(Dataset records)
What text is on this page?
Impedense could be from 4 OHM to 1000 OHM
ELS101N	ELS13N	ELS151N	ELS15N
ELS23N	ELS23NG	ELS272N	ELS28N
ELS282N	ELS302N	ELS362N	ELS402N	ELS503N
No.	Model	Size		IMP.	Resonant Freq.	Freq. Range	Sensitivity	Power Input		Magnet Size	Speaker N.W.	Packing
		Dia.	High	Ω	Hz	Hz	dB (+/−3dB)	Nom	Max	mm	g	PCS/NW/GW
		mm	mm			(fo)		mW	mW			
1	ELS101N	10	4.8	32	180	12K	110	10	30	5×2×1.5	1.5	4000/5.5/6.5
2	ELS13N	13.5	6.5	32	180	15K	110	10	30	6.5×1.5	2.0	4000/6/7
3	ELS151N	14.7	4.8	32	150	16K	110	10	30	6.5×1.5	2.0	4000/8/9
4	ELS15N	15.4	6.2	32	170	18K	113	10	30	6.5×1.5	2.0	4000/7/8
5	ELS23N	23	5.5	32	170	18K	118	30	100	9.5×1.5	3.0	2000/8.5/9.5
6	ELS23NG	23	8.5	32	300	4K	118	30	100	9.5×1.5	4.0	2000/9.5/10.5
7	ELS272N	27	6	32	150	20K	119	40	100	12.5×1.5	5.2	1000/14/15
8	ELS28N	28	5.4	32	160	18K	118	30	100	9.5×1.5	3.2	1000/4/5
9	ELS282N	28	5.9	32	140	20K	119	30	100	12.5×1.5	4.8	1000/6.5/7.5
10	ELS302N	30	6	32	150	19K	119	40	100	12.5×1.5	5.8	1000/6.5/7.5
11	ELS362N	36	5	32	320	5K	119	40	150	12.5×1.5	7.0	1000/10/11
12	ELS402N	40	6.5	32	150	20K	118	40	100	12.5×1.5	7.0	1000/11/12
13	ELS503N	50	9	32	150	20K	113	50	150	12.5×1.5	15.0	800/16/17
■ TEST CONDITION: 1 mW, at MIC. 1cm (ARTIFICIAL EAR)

---

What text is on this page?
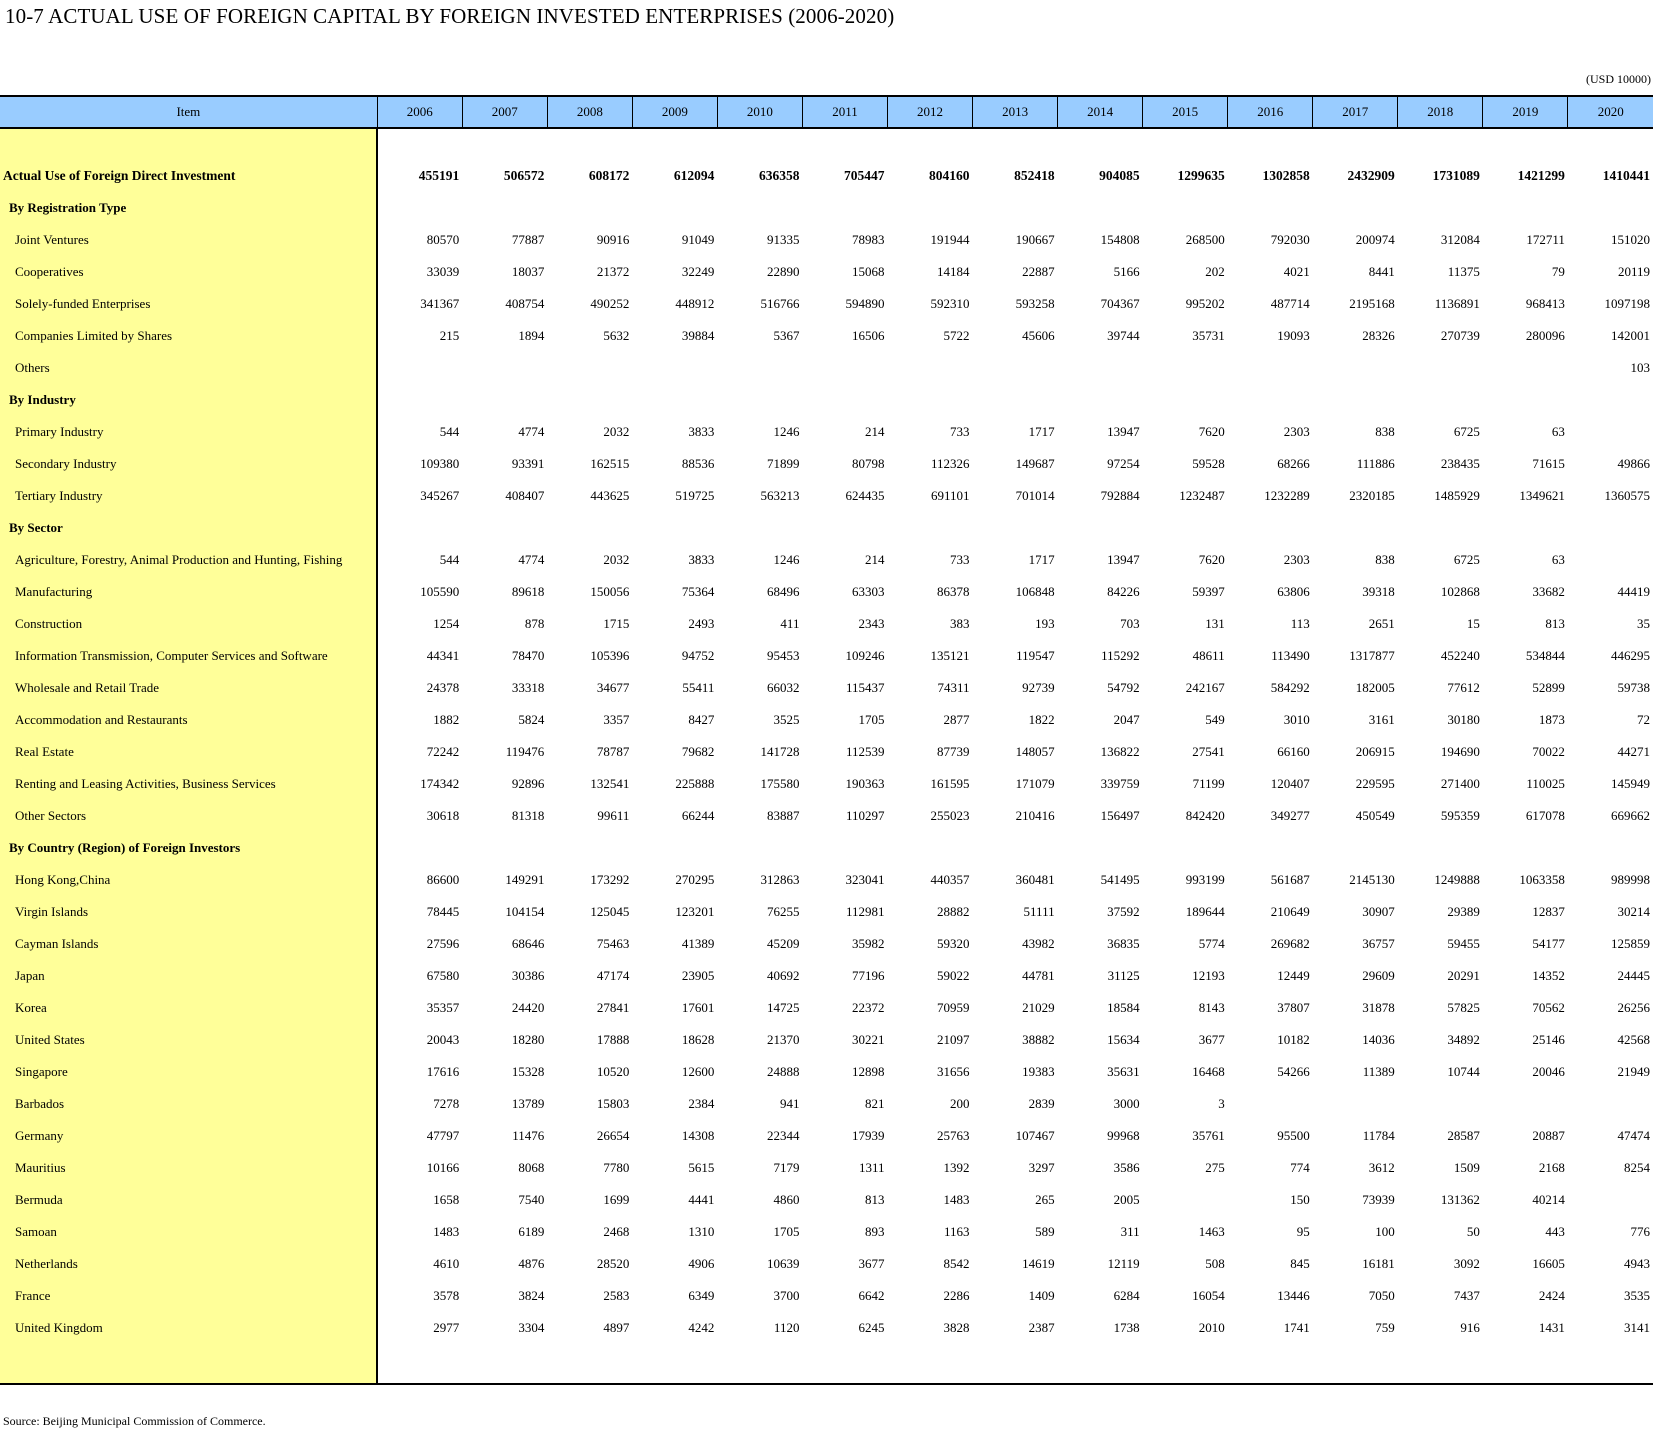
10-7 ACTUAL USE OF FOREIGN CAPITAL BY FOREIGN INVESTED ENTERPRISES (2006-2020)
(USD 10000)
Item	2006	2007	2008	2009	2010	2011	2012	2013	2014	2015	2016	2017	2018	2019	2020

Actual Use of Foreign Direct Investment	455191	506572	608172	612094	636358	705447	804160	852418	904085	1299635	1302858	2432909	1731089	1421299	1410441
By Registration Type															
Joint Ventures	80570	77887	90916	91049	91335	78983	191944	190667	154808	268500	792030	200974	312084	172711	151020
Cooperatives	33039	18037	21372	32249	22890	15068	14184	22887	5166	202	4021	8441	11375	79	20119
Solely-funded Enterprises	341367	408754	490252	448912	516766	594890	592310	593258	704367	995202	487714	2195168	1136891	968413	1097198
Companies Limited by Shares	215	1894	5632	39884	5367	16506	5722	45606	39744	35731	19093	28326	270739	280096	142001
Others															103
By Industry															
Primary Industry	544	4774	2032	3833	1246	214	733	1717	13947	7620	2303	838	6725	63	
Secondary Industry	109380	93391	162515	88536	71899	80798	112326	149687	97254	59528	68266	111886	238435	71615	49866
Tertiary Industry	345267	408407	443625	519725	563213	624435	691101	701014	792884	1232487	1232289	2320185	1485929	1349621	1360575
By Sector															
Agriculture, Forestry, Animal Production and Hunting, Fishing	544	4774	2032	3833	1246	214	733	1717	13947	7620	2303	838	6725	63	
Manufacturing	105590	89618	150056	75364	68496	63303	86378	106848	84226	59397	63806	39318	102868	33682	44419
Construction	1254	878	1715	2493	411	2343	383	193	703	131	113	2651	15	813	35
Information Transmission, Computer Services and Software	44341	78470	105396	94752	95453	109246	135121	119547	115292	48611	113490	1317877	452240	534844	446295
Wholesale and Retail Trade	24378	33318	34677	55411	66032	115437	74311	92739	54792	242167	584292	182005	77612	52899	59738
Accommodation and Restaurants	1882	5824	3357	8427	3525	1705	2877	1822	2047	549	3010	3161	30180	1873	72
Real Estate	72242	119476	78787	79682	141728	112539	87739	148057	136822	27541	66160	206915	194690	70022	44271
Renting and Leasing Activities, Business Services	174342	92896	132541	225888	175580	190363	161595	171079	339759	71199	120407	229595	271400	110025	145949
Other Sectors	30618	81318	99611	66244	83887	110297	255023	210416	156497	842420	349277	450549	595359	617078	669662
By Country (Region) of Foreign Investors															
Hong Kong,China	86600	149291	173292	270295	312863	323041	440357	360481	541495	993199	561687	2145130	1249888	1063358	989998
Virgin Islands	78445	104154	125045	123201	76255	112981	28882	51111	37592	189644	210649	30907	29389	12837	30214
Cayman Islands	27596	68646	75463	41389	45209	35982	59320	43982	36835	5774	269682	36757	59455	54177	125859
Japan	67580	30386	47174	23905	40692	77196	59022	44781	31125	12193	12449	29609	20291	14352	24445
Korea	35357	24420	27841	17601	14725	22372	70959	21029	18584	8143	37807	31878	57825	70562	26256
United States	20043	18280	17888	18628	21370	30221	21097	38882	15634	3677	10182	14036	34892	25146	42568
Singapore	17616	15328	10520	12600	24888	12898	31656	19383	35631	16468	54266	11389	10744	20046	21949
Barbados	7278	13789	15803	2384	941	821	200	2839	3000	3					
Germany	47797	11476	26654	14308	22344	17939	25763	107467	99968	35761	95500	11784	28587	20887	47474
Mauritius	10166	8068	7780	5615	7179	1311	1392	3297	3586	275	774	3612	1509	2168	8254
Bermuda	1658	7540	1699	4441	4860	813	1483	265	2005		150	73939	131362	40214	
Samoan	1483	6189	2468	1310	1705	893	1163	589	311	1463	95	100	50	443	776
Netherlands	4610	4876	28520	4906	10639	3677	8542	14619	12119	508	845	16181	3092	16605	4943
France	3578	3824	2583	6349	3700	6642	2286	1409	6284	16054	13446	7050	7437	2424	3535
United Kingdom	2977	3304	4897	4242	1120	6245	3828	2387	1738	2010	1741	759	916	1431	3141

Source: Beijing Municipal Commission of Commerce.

--

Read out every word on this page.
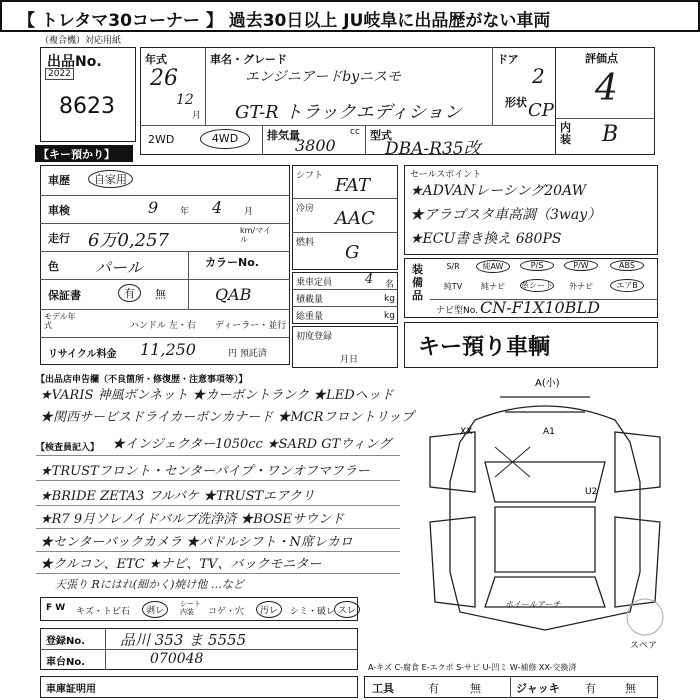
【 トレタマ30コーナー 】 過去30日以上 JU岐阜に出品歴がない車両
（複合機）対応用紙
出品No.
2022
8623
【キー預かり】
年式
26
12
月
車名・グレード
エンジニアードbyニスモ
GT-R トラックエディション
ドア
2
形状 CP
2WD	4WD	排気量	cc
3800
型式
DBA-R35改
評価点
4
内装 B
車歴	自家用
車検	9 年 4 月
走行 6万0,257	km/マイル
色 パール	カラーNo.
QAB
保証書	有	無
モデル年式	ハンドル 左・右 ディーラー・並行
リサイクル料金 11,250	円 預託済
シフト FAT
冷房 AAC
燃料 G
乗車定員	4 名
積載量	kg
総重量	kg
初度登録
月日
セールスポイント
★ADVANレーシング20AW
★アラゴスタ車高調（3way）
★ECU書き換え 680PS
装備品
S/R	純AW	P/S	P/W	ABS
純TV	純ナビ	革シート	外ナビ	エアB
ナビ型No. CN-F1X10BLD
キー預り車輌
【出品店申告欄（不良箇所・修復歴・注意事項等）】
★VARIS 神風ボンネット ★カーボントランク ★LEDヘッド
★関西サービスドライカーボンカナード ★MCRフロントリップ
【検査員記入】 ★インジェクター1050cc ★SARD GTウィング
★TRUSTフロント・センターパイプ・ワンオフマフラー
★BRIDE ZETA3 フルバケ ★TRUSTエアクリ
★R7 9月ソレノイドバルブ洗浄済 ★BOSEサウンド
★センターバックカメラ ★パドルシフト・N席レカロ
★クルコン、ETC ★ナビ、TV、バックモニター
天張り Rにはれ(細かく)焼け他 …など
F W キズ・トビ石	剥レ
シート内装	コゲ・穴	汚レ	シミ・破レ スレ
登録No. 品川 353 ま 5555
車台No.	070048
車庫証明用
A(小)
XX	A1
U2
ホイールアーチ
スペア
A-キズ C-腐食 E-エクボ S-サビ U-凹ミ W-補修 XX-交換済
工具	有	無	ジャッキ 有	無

- Task statement:
Within the entries above, work out how many lines contain the word "Services". The number alone is the answer.

- Full response:
2